## begin Material supplied

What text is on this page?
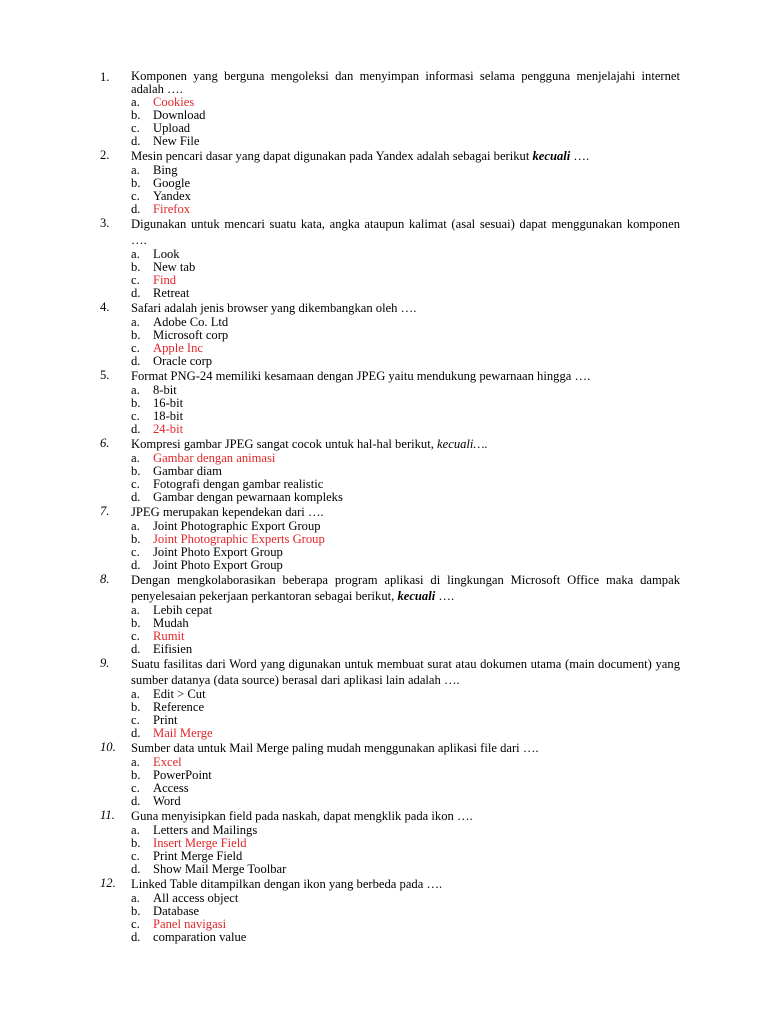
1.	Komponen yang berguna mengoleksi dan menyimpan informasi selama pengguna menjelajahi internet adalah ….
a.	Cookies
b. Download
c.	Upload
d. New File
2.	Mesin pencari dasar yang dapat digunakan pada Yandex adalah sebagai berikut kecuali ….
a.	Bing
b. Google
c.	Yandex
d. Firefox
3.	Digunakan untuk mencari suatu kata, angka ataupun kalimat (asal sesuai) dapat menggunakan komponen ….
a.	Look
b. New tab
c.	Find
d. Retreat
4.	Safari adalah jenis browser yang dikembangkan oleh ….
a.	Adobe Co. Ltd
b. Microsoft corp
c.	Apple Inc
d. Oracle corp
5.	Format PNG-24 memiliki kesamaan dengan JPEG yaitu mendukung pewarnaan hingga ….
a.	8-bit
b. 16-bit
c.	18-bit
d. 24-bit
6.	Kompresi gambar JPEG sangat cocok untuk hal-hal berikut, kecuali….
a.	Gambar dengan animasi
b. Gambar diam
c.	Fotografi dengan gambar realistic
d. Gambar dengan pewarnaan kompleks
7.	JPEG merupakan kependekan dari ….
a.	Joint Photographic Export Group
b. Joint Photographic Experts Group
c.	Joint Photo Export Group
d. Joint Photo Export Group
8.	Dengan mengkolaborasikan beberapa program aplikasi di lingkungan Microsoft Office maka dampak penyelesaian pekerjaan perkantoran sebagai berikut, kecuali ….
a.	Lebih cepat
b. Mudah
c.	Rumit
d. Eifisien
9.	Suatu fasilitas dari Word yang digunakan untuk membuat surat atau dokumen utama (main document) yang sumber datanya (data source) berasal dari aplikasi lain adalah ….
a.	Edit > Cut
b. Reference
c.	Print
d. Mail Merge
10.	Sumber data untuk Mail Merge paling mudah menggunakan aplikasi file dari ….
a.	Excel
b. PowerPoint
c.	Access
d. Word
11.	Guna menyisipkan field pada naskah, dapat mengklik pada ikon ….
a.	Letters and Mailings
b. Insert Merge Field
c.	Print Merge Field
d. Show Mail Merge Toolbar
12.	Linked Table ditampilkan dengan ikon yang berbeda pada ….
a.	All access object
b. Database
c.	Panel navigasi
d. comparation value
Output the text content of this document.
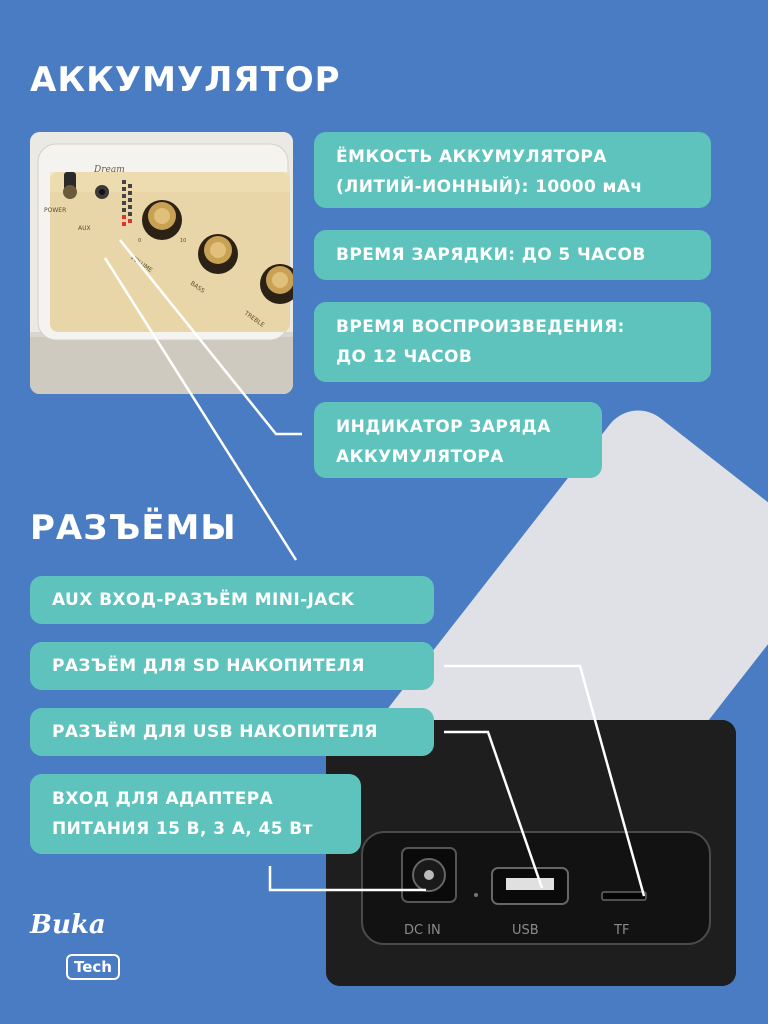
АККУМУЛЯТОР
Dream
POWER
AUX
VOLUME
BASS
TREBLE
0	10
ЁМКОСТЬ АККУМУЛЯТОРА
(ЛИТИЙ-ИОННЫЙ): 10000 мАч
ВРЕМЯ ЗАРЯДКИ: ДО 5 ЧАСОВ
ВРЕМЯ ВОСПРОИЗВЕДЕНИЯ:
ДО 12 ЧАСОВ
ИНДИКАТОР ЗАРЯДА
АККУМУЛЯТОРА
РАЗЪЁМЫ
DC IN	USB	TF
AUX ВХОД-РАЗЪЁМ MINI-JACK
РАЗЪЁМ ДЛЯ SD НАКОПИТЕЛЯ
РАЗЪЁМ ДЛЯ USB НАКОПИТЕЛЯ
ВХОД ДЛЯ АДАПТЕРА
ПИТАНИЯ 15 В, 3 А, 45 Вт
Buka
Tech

## end Material supplied

### Short task:
Quote the entries above word for word. Leave the images out.

### Response to this exercise:
What text is on this page?
1.	Komponen yang berguna mengoleksi dan menyimpan informasi selama pengguna menjelajahi internet adalah ….
a.	Cookies
b. Download
c.	Upload
d. New File
2.	Mesin pencari dasar yang dapat digunakan pada Yandex adalah sebagai berikut kecuali ….
a.	Bing
b. Google
c.	Yandex
d. Firefox
3.	Digunakan untuk mencari suatu kata, angka ataupun kalimat (asal sesuai) dapat menggunakan komponen ….
a.	Look
b. New tab
c.	Find
d. Retreat
4.	Safari adalah jenis browser yang dikembangkan oleh ….
a.	Adobe Co. Ltd
b. Microsoft corp
c.	Apple Inc
d. Oracle corp
5.	Format PNG-24 memiliki kesamaan dengan JPEG yaitu mendukung pewarnaan hingga ….
a.	8-bit
b. 16-bit
c.	18-bit
d. 24-bit
6.	Kompresi gambar JPEG sangat cocok untuk hal-hal berikut, kecuali….
a.	Gambar dengan animasi
b. Gambar diam
c.	Fotografi dengan gambar realistic
d. Gambar dengan pewarnaan kompleks
7.	JPEG merupakan kependekan dari ….
a.	Joint Photographic Export Group
b. Joint Photographic Experts Group
c.	Joint Photo Export Group
d. Joint Photo Export Group
8.	Dengan mengkolaborasikan beberapa program aplikasi di lingkungan Microsoft Office maka dampak penyelesaian pekerjaan perkantoran sebagai berikut, kecuali ….
a.	Lebih cepat
b. Mudah
c.	Rumit
d. Eifisien
9.	Suatu fasilitas dari Word yang digunakan untuk membuat surat atau dokumen utama (main document) yang sumber datanya (data source) berasal dari aplikasi lain adalah ….
a.	Edit > Cut
b. Reference
c.	Print
d. Mail Merge
10.	Sumber data untuk Mail Merge paling mudah menggunakan aplikasi file dari ….
a.	Excel
b. PowerPoint
c.	Access
d. Word
11.	Guna menyisipkan field pada naskah, dapat mengklik pada ikon ….
a.	Letters and Mailings
b. Insert Merge Field
c.	Print Merge Field
d. Show Mail Merge Toolbar
12.	Linked Table ditampilkan dengan ikon yang berbeda pada ….
a.	All access object
b. Database
c.	Panel navigasi
d. comparation value
Output the text content of this document.
АККУМУЛЯТОР
Dream
POWER
AUX
VOLUME
BASS
TREBLE
0	10
ЁМКОСТЬ АККУМУЛЯТОРА
(ЛИТИЙ-ИОННЫЙ): 10000 мАч
ВРЕМЯ ЗАРЯДКИ: ДО 5 ЧАСОВ
ВРЕМЯ ВОСПРОИЗВЕДЕНИЯ:
ДО 12 ЧАСОВ
ИНДИКАТОР ЗАРЯДА
АККУМУЛЯТОРА
РАЗЪЁМЫ
DC IN	USB	TF
AUX ВХОД-РАЗЪЁМ MINI-JACK
РАЗЪЁМ ДЛЯ SD НАКОПИТЕЛЯ
РАЗЪЁМ ДЛЯ USB НАКОПИТЕЛЯ
ВХОД ДЛЯ АДАПТЕРА
ПИТАНИЯ 15 В, 3 А, 45 Вт
Buka
Tech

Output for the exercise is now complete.